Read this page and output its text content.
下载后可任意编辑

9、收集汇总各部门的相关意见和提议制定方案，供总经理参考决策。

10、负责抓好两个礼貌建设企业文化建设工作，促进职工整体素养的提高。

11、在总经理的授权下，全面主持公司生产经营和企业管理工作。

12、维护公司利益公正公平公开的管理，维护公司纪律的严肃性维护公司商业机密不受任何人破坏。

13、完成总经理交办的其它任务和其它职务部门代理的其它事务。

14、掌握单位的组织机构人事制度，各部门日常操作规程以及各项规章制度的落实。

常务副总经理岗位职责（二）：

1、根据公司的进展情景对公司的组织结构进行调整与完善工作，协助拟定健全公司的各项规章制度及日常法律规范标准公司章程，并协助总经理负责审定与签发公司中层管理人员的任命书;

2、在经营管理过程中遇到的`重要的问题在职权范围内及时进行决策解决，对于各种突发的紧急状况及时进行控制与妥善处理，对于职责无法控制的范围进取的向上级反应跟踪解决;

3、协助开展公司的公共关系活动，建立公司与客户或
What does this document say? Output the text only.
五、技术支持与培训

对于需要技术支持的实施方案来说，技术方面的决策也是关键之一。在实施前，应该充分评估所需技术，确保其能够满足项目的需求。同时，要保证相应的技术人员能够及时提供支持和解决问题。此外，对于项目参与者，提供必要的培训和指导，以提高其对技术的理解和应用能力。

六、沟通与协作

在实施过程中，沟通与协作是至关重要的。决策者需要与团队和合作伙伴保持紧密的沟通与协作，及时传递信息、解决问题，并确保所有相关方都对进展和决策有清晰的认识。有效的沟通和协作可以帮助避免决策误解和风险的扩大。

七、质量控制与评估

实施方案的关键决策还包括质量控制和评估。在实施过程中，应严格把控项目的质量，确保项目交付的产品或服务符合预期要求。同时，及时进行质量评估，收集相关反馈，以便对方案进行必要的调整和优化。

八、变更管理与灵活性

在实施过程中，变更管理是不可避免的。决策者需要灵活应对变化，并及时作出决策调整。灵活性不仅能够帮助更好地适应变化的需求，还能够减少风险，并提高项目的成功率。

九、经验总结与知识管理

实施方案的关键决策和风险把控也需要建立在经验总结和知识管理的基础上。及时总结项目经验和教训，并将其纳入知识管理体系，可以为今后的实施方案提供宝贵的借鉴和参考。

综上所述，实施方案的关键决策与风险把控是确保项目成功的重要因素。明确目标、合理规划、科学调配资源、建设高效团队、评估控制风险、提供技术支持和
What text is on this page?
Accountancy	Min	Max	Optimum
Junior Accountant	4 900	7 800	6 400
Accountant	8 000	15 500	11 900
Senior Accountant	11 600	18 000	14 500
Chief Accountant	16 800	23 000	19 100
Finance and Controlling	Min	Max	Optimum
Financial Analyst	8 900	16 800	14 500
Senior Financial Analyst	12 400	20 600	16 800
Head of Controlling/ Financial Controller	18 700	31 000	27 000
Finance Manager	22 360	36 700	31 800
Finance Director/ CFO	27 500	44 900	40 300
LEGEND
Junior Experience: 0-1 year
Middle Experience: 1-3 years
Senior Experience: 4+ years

YOUR GOAL:
Write every entry out again exactly.

TASK ANSWER:
Read this page and output its text content.
下载后可任意编辑

9、收集汇总各部门的相关意见和提议制定方案，供总经理参考决策。

10、负责抓好两个礼貌建设企业文化建设工作，促进职工整体素养的提高。

11、在总经理的授权下，全面主持公司生产经营和企业管理工作。

12、维护公司利益公正公平公开的管理，维护公司纪律的严肃性维护公司商业机密不受任何人破坏。

13、完成总经理交办的其它任务和其它职务部门代理的其它事务。

14、掌握单位的组织机构人事制度，各部门日常操作规程以及各项规章制度的落实。

常务副总经理岗位职责（二）：

1、根据公司的进展情景对公司的组织结构进行调整与完善工作，协助拟定健全公司的各项规章制度及日常法律规范标准公司章程，并协助总经理负责审定与签发公司中层管理人员的任命书;

2、在经营管理过程中遇到的`重要的问题在职权范围内及时进行决策解决，对于各种突发的紧急状况及时进行控制与妥善处理，对于职责无法控制的范围进取的向上级反应跟踪解决;

3、协助开展公司的公共关系活动，建立公司与客户或
What does this document say? Output the text only.
五、技术支持与培训

对于需要技术支持的实施方案来说，技术方面的决策也是关键之一。在实施前，应该充分评估所需技术，确保其能够满足项目的需求。同时，要保证相应的技术人员能够及时提供支持和解决问题。此外，对于项目参与者，提供必要的培训和指导，以提高其对技术的理解和应用能力。

六、沟通与协作

在实施过程中，沟通与协作是至关重要的。决策者需要与团队和合作伙伴保持紧密的沟通与协作，及时传递信息、解决问题，并确保所有相关方都对进展和决策有清晰的认识。有效的沟通和协作可以帮助避免决策误解和风险的扩大。

七、质量控制与评估

实施方案的关键决策还包括质量控制和评估。在实施过程中，应严格把控项目的质量，确保项目交付的产品或服务符合预期要求。同时，及时进行质量评估，收集相关反馈，以便对方案进行必要的调整和优化。

八、变更管理与灵活性

在实施过程中，变更管理是不可避免的。决策者需要灵活应对变化，并及时作出决策调整。灵活性不仅能够帮助更好地适应变化的需求，还能够减少风险，并提高项目的成功率。

九、经验总结与知识管理

实施方案的关键决策和风险把控也需要建立在经验总结和知识管理的基础上。及时总结项目经验和教训，并将其纳入知识管理体系，可以为今后的实施方案提供宝贵的借鉴和参考。

综上所述，实施方案的关键决策与风险把控是确保项目成功的重要因素。明确目标、合理规划、科学调配资源、建设高效团队、评估控制风险、提供技术支持和
What text is on this page?
Accountancy	Min	Max	Optimum
Junior Accountant	4 900	7 800	6 400
Accountant	8 000	15 500	11 900
Senior Accountant	11 600	18 000	14 500
Chief Accountant	16 800	23 000	19 100
Finance and Controlling	Min	Max	Optimum
Financial Analyst	8 900	16 800	14 500
Senior Financial Analyst	12 400	20 600	16 800
Head of Controlling/ Financial Controller	18 700	31 000	27 000
Finance Manager	22 360	36 700	31 800
Finance Director/ CFO	27 500	44 900	40 300
LEGEND
Junior Experience: 0-1 year
Middle Experience: 1-3 years
Senior Experience: 4+ years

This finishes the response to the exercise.